**Descrizione esercizio:** Per favore, prosegui l'articolo sul Responsabile della protezione dei dati (DPO) a partire dalla sua ultima frase.

----- Documento -----

L’analisi di Andrea Lisi, Presidente ANORC Professioni, sui requisiti professionali necessari per ricoprire il nuovo ruolo strategico di DPO.
Si discute moltissimo in questi giorni della figura del Data Protection Officer o Responsabile della protezione dei dati personali (in seguito DPO o RPD). Una figura che, come sappiamo, è stata introdotta nel sistema normativo europeo dal GDPR (General Data Protection Regulation – Regolamento UE 2016/679), la cui nomina è stata resa obbligatoria per alcuni Titolari e Responsabili del trattamento[1] ed è, comunque, caldamente consigliata, in termini di buone prassi, in tutti i casi in cui, nell’esercizio delle attività di trattamento, siano ravvisabili concreti rischi per i diritti e le libertà delle persone fisiche (in attuazione del fondamentale principio dell’accountability).
A questa delicata figura e ai compiti alla stessa attribuiti sono già stati dedicati alcuni approfondimenti[2]. Eviterò, quindi, di dilungarmi su ciò che è stato ampiamente trattato (spesso in modo compilativo) sia da altri autori, sia (in modo dettagliato) nelle Linee Guida sui Responsabili della protezione dei dati del Gruppo di lavoro art. 29 in materia di protezione dei dati personali (in seguito citate come Linee Guida RPD).

----- Righe del dataset -----

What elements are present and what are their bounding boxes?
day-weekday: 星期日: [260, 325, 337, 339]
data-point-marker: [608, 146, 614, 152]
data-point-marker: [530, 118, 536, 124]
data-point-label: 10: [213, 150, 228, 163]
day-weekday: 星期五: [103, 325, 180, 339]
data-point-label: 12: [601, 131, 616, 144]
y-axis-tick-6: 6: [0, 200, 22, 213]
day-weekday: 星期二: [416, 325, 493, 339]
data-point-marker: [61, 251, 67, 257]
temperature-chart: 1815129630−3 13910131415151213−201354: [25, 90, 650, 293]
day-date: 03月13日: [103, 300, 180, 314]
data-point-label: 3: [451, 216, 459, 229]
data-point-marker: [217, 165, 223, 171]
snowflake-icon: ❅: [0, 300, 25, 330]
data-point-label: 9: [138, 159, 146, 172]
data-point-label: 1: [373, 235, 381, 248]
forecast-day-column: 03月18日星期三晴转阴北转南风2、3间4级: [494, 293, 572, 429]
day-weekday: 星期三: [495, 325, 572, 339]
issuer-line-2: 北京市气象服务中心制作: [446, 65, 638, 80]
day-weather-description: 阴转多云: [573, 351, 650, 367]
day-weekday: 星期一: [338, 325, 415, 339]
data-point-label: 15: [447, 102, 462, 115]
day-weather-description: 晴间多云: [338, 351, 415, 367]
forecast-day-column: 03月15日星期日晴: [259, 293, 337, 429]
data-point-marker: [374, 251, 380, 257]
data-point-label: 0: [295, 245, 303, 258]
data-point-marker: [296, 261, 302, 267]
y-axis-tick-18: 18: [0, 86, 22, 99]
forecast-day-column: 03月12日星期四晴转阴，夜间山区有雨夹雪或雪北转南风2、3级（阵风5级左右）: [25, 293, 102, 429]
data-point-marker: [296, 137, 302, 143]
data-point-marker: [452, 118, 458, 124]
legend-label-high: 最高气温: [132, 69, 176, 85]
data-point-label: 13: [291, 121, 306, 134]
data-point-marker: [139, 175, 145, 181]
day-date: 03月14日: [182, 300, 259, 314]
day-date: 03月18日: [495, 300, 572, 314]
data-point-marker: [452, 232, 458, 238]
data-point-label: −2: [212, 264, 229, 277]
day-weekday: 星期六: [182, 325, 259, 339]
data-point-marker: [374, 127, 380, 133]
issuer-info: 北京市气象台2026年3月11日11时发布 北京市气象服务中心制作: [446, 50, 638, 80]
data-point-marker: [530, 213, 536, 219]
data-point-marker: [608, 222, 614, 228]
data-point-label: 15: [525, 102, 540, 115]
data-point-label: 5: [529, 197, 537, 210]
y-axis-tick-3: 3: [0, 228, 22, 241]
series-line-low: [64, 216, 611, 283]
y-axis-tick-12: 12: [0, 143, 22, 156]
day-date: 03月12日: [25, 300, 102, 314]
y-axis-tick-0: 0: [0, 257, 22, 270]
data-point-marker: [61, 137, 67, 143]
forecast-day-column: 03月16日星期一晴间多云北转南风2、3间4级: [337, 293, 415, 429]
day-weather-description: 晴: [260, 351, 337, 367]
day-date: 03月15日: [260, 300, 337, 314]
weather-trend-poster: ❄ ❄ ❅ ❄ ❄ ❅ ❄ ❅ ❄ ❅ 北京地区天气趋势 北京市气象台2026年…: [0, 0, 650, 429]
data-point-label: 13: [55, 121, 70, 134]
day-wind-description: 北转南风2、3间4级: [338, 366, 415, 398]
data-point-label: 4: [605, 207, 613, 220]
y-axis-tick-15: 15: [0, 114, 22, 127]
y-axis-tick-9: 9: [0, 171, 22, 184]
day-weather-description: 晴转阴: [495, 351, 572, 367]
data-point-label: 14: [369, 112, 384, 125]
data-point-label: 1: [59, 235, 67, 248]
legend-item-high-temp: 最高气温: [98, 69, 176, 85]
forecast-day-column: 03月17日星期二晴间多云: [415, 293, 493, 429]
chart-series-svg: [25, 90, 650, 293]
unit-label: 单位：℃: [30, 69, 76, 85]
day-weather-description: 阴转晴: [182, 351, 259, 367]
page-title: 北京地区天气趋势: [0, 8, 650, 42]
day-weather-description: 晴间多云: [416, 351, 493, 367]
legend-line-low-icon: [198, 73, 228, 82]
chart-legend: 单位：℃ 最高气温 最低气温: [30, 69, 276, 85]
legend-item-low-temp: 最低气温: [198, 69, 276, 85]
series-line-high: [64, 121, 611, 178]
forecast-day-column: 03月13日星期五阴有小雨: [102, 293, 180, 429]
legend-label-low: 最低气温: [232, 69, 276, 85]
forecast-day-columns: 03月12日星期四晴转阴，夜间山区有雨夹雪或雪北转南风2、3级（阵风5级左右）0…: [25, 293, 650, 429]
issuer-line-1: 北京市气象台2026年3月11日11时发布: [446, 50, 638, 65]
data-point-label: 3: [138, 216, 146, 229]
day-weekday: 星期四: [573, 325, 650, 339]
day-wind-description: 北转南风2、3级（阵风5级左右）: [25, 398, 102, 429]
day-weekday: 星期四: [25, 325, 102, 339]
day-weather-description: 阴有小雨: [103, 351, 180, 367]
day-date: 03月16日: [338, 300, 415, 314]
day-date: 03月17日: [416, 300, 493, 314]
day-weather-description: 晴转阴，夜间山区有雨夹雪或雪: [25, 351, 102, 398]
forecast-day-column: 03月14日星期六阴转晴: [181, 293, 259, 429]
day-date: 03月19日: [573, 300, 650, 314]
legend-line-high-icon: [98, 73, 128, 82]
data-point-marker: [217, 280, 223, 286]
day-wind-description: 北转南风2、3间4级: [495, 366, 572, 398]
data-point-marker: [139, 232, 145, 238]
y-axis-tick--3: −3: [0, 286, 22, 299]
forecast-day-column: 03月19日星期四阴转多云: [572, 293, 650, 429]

-----

**Risultato finale:**
Ciò che mi interessa, in questa sede, è invece riflettere con attenzione su quanto sia effettivamente diverso il DPO/Responsabile della protezione dei dati personali dal Responsabile del trattamento, così come disciplinato dal nostro Codice per la protezione dei dati personali e, soprattutto, così come è stato recepito nell’esperienza di molte realtà aziendali.
L’obiettivo di questa analisi è quindi quello di valutare, con adeguata ponderazione, in che misura lo stesso Responsabile del trattamento previsto, oggi, dall’art. 28 del GDPR, vada a collimare con l’omologa figura definita e interpretata, fino a questo momento, nel nostro diritto vivente.
In realtà, come già sappiamo, la figura del RPD non costituisce in ambito europeo un’assoluta novità. La direttiva 95/46/CE, nella sua genericità di fonte a efficacia indiretta, prevedeva espressamente le sole figure giuridiche dei Titolari e degli Incaricati, lasciando agli Stati membri ampio margine di manovra, alla luce delle criticità specifiche e del livello di complessità riscontrabile in materia di trattamento dei dati personali nei rispettivi ordinamenti, tenendo anche conto delle prassi di enti pubblici e privati.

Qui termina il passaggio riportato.